(Stored data)
START

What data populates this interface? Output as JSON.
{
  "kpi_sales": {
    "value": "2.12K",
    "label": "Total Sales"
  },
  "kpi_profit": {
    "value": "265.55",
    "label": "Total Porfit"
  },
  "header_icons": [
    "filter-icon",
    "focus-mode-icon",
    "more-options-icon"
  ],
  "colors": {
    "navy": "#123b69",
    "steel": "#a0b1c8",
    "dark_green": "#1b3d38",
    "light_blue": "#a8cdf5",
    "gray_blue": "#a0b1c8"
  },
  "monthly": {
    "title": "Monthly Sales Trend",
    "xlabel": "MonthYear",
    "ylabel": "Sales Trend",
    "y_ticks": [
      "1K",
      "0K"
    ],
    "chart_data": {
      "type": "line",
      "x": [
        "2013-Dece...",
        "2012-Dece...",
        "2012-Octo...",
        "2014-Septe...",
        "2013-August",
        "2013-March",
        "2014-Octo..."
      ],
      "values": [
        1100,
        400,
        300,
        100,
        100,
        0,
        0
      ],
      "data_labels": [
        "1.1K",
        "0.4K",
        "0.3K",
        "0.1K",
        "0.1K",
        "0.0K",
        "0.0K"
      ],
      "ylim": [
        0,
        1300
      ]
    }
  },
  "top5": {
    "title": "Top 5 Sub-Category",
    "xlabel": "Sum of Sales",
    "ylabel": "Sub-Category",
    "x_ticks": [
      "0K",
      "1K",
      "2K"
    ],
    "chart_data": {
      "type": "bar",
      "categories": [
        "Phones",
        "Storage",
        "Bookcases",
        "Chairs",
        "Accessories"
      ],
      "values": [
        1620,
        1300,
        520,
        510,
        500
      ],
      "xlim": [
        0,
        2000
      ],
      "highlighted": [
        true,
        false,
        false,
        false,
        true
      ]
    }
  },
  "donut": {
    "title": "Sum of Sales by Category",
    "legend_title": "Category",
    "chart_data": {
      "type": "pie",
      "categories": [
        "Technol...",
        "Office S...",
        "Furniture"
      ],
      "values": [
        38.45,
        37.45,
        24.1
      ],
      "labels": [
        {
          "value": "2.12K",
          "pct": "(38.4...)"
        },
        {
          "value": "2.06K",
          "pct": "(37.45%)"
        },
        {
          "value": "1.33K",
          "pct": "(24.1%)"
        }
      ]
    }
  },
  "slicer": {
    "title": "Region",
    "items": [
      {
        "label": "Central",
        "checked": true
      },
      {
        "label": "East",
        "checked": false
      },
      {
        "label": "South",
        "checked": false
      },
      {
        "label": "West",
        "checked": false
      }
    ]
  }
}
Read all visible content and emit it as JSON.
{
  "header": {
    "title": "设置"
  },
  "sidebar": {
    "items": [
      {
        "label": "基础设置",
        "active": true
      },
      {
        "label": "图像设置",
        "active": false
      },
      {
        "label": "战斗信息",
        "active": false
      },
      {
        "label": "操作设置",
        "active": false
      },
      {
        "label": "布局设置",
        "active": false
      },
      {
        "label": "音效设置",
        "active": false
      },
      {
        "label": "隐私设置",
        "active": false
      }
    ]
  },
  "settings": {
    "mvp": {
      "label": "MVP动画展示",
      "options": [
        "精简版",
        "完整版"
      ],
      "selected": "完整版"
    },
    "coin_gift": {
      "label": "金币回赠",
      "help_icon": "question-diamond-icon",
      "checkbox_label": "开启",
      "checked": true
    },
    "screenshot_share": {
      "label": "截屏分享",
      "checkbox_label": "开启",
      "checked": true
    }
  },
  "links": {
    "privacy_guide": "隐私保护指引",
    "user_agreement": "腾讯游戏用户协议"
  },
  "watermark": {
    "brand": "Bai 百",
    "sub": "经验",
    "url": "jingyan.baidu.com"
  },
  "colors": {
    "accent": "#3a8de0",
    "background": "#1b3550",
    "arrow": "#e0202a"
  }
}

END

> Set problem
Every line from the one containing "Read all visible content and emit it as JSON." through the end of the data must be repeated exactly, and no other line.

> The completed task
Read all visible content and emit it as JSON.
{
  "header": {
    "title": "设置"
  },
  "sidebar": {
    "items": [
      {
        "label": "基础设置",
        "active": true
      },
      {
        "label": "图像设置",
        "active": false
      },
      {
        "label": "战斗信息",
        "active": false
      },
      {
        "label": "操作设置",
        "active": false
      },
      {
        "label": "布局设置",
        "active": false
      },
      {
        "label": "音效设置",
        "active": false
      },
      {
        "label": "隐私设置",
        "active": false
      }
    ]
  },
  "settings": {
    "mvp": {
      "label": "MVP动画展示",
      "options": [
        "精简版",
        "完整版"
      ],
      "selected": "完整版"
    },
    "coin_gift": {
      "label": "金币回赠",
      "help_icon": "question-diamond-icon",
      "checkbox_label": "开启",
      "checked": true
    },
    "screenshot_share": {
      "label": "截屏分享",
      "checkbox_label": "开启",
      "checked": true
    }
  },
  "links": {
    "privacy_guide": "隐私保护指引",
    "user_agreement": "腾讯游戏用户协议"
  },
  "watermark": {
    "brand": "Bai 百",
    "sub": "经验",
    "url": "jingyan.baidu.com"
  },
  "colors": {
    "accent": "#3a8de0",
    "background": "#1b3550",
    "arrow": "#e0202a"
  }
}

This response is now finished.